▶ What the exercise asks: Pictures in the records should not be copied, but every other part must be repeated exactly.

(Extracted data entries)

──────────

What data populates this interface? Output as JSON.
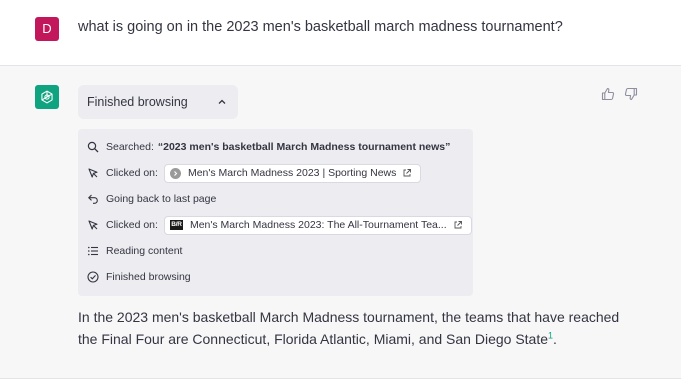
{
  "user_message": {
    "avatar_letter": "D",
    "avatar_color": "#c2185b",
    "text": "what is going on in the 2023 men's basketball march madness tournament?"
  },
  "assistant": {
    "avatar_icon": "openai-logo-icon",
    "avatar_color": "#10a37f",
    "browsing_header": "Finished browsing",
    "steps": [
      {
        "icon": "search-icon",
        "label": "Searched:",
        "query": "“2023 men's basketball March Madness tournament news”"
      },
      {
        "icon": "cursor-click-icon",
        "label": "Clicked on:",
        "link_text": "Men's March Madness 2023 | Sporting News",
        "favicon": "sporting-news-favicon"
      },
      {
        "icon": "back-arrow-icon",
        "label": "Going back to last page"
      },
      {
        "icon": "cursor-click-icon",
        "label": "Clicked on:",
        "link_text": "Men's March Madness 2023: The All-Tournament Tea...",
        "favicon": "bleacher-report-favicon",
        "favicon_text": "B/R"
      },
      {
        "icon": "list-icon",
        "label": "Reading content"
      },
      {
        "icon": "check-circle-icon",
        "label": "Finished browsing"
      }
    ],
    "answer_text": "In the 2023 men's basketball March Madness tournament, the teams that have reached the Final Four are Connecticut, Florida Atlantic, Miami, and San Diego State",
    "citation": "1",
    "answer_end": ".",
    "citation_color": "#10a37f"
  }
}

──────────

▶ Task result:
What data populates this interface? Output as JSON.
{
  "user_message": {
    "avatar_letter": "D",
    "avatar_color": "#c2185b",
    "text": "what is going on in the 2023 men's basketball march madness tournament?"
  },
  "assistant": {
    "avatar_icon": "openai-logo-icon",
    "avatar_color": "#10a37f",
    "browsing_header": "Finished browsing",
    "steps": [
      {
        "icon": "search-icon",
        "label": "Searched:",
        "query": "“2023 men's basketball March Madness tournament news”"
      },
      {
        "icon": "cursor-click-icon",
        "label": "Clicked on:",
        "link_text": "Men's March Madness 2023 | Sporting News",
        "favicon": "sporting-news-favicon"
      },
      {
        "icon": "back-arrow-icon",
        "label": "Going back to last page"
      },
      {
        "icon": "cursor-click-icon",
        "label": "Clicked on:",
        "link_text": "Men's March Madness 2023: The All-Tournament Tea...",
        "favicon": "bleacher-report-favicon",
        "favicon_text": "B/R"
      },
      {
        "icon": "list-icon",
        "label": "Reading content"
      },
      {
        "icon": "check-circle-icon",
        "label": "Finished browsing"
      }
    ],
    "answer_text": "In the 2023 men's basketball March Madness tournament, the teams that have reached the Final Four are Connecticut, Florida Atlantic, Miami, and San Diego State",
    "citation": "1",
    "answer_end": ".",
    "citation_color": "#10a37f"
  }
}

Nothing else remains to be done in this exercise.